A cannabis no tribunal
Um dos advogados que ajudaram Hugo a ver sua plantação doméstica liberada, Emílio Figueiredo é visto hoje no país como uma das principais autoridades na liberação do cultivo da cannabis para fins medicinais. Para ele, a prática não só evita que pacientes precisem recorrer ao mundo do crime para conseguir a substância, como garante a qualidade do produto, que é cultivado em condições que buscam replicar as da natureza.
Na contramão de algumas reivindicações do setor, o advogado acredita que não é necessário incluir na lei critérios objetivos, como a quantidade da droga, para diferenciar uso pessoal de tráfico. “Pode ser que uma pessoa consuma mais que outra, e por isso precisa produzir em maior quantidade. O que as autoridades precisam é provar que a cannabis está sendo comercializada e que aquilo deve causar prejuízo à saúde pública.”
O conhecimento dos advogados vem surtindo efeito em magistrados e no Ministério Público, com decisões que desclassificam a acusação de tráfico
A decisão do STJ representa uma evolução do debate sobre o cultivo para o campo da redução de danos, na opinião de Emílio. Isso porque o cultivo doméstico reduziria os danos para a sociedade, por não participar do mercado ilegal, e ao indivíduo, que sabe o que está consumindo, como a planta foi cultivada, armazenada e transportada.
E, segundo ele, até nos tribunais a questão tem avançado. “Nas ações penais, os advogados têm trazido defesas técnicas, com um conhecimento específico da maconha muito grande. A ação desses advogados foi o objeto de pesquisa do meu mestrado, e percebi que esse conhecimento também vem surtindo efeito em magistrados e no Ministério Público, com muitas decisões que desclassificam a acusação de tráfico.”
Tabaco ou maconha
Embora o consumo de maconha ainda seja crime no Brasil, objetos como seda, dichavadores ou piteiras são vendidos legalmente por várias empresas do país — até porque seu uso pode ter outras finalidades, como o consumo do próprio tabaco. O empreendedor Fabrício Penafiel, fundador da Bem Bolado, uma das principais empresas do setor de produtos e acessórios para fumo, diz que não pode comercializar seu produto diretamente para o consumidor de maconha — embora a maior parte dos que compram usem para essa finalidade.

• Listagem de dados:
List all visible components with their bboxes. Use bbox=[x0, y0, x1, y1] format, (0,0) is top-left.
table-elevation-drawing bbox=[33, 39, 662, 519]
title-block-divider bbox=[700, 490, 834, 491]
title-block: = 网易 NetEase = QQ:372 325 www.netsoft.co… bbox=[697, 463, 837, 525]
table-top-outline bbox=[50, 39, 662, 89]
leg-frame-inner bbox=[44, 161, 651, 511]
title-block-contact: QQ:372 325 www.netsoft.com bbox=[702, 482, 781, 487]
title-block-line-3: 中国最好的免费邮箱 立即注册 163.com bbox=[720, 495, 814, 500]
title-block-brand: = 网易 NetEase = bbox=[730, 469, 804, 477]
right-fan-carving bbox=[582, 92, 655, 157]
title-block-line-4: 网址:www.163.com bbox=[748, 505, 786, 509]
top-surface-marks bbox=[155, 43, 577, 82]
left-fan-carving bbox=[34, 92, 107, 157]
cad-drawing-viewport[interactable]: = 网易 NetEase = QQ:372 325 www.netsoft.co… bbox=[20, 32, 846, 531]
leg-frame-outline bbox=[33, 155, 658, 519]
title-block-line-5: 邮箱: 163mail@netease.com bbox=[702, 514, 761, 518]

• Problema 1:
Segundo o texto sobre cannabis, o que Emílio Figueiredo pensa sobre incluir na lei critérios objetivos, como a quantidade da droga?
• Problema 2:
Dê continuidade ao texto sobre cannabis a partir da última frase apresentada.
A listagem não é necessária para resolver as tarefas.

• Resposta esperada 1:
Ele acredita que não é necessário incluí-los na lei para diferenciar uso pessoal de tráfico.

• Resposta esperada 2:
Nas redes sociais, porém, a empresa tem forte atuação ativista a favor da maconha. Uma postagem recente no Instagram, por exemplo, dá dicas de oito leituras relacionadas à cannabis. “Nosso segmento no Brasil não é bem regulamentado”, explica. “Quando não tem lei falando que não pode, não é proibido.” Mas nem por isso a empresa deixa de se precaver.
“Pago advogado por mês, porque a gente beira a apologia, que aí sim é crime”, afirma Fabrício. “Não posso dar nenhum comando do tipo ‘fumar é bom’, tem que ser algo informativo, jornalístico. Estamos sempre andando na beira do precipício.”
Cada vez mais vejo essas pessoas caretaças usando cannabis medicinal
Emílio reforça que o marketing da maior parte das empresas do setor no país é “oficialmente” para quem fuma tabaco e gosta de enrolar cigarro. Para ele, fazer a associação à cannabis seria um ato de coragem, mas também um grande risco. “Você pode defender a legalização, criticar a proibição, mas não incentivar nem fazer apologia. Seria a defesa de um ato criminoso, porque portar ainda é crime.”
Segundo Fabrício, no Brasil o que diferencia usuário de traficante, na visão das autoridades, ainda é a cor da pele e o dinheiro na conta. “Se eu for pego na rua com um dos nossos produtos, nada acontece. Sou só viciado. Se um pobre favelado for encontrado com seda no bolso, vai preso.”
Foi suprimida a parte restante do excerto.